» DATA FOR PROCESSING:
[BEGIN]

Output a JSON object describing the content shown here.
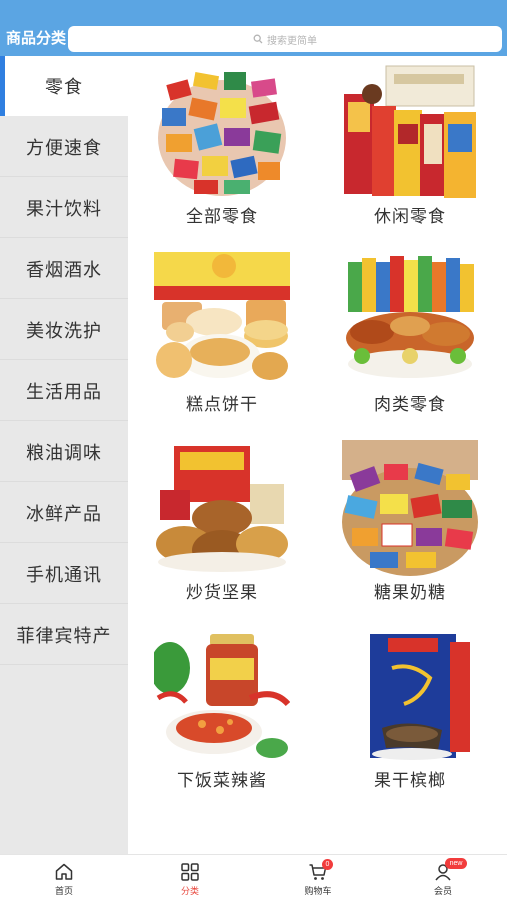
{
  "header": {
    "title": "商品分类",
    "search_placeholder": "搜索更简单"
  },
  "sidebar": {
    "items": [
      {
        "label": "零食"
      },
      {
        "label": "方便速食"
      },
      {
        "label": "果汁饮料"
      },
      {
        "label": "香烟酒水"
      },
      {
        "label": "美妆洗护"
      },
      {
        "label": "生活用品"
      },
      {
        "label": "粮油调味"
      },
      {
        "label": "冰鲜产品"
      },
      {
        "label": "手机通讯"
      },
      {
        "label": "菲律宾特产"
      }
    ],
    "active_index": 0
  },
  "grid": {
    "items": [
      {
        "label": "全部零食",
        "image": "assorted-snacks-pile"
      },
      {
        "label": "休闲零食",
        "image": "snack-gift-box"
      },
      {
        "label": "糕点饼干",
        "image": "cakes-and-pastries"
      },
      {
        "label": "肉类零食",
        "image": "meat-snacks-plate"
      },
      {
        "label": "炒货坚果",
        "image": "roasted-nuts-gift-box"
      },
      {
        "label": "糖果奶糖",
        "image": "candy-pile"
      },
      {
        "label": "下饭菜辣酱",
        "image": "chili-sauce-jar"
      },
      {
        "label": "果干槟榔",
        "image": "betel-nut-pack"
      }
    ]
  },
  "tabbar": {
    "items": [
      {
        "label": "首页",
        "icon": "home-icon"
      },
      {
        "label": "分类",
        "icon": "category-grid-icon"
      },
      {
        "label": "购物车",
        "icon": "cart-icon",
        "badge": "0"
      },
      {
        "label": "会员",
        "icon": "user-icon",
        "badge": "new"
      }
    ],
    "active_index": 1
  },
  "colors": {
    "header": "#5ba5e3",
    "active_bar": "#2f7fe0",
    "active_tab": "#e8463c",
    "badge": "#f23c3c",
    "sidebar_bg": "#e8e8e8"
  }
}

[END]

» TASK BRIEF:
Set down every record once more, word for word, without pictures.

» COMPLETE RESPONSE:
Output a JSON object describing the content shown here.
{
  "header": {
    "title": "商品分类",
    "search_placeholder": "搜索更简单"
  },
  "sidebar": {
    "items": [
      {
        "label": "零食"
      },
      {
        "label": "方便速食"
      },
      {
        "label": "果汁饮料"
      },
      {
        "label": "香烟酒水"
      },
      {
        "label": "美妆洗护"
      },
      {
        "label": "生活用品"
      },
      {
        "label": "粮油调味"
      },
      {
        "label": "冰鲜产品"
      },
      {
        "label": "手机通讯"
      },
      {
        "label": "菲律宾特产"
      }
    ],
    "active_index": 0
  },
  "grid": {
    "items": [
      {
        "label": "全部零食",
        "image": "assorted-snacks-pile"
      },
      {
        "label": "休闲零食",
        "image": "snack-gift-box"
      },
      {
        "label": "糕点饼干",
        "image": "cakes-and-pastries"
      },
      {
        "label": "肉类零食",
        "image": "meat-snacks-plate"
      },
      {
        "label": "炒货坚果",
        "image": "roasted-nuts-gift-box"
      },
      {
        "label": "糖果奶糖",
        "image": "candy-pile"
      },
      {
        "label": "下饭菜辣酱",
        "image": "chili-sauce-jar"
      },
      {
        "label": "果干槟榔",
        "image": "betel-nut-pack"
      }
    ]
  },
  "tabbar": {
    "items": [
      {
        "label": "首页",
        "icon": "home-icon"
      },
      {
        "label": "分类",
        "icon": "category-grid-icon"
      },
      {
        "label": "购物车",
        "icon": "cart-icon",
        "badge": "0"
      },
      {
        "label": "会员",
        "icon": "user-icon",
        "badge": "new"
      }
    ],
    "active_index": 1
  },
  "colors": {
    "header": "#5ba5e3",
    "active_bar": "#2f7fe0",
    "active_tab": "#e8463c",
    "badge": "#f23c3c",
    "sidebar_bg": "#e8e8e8"
  }
}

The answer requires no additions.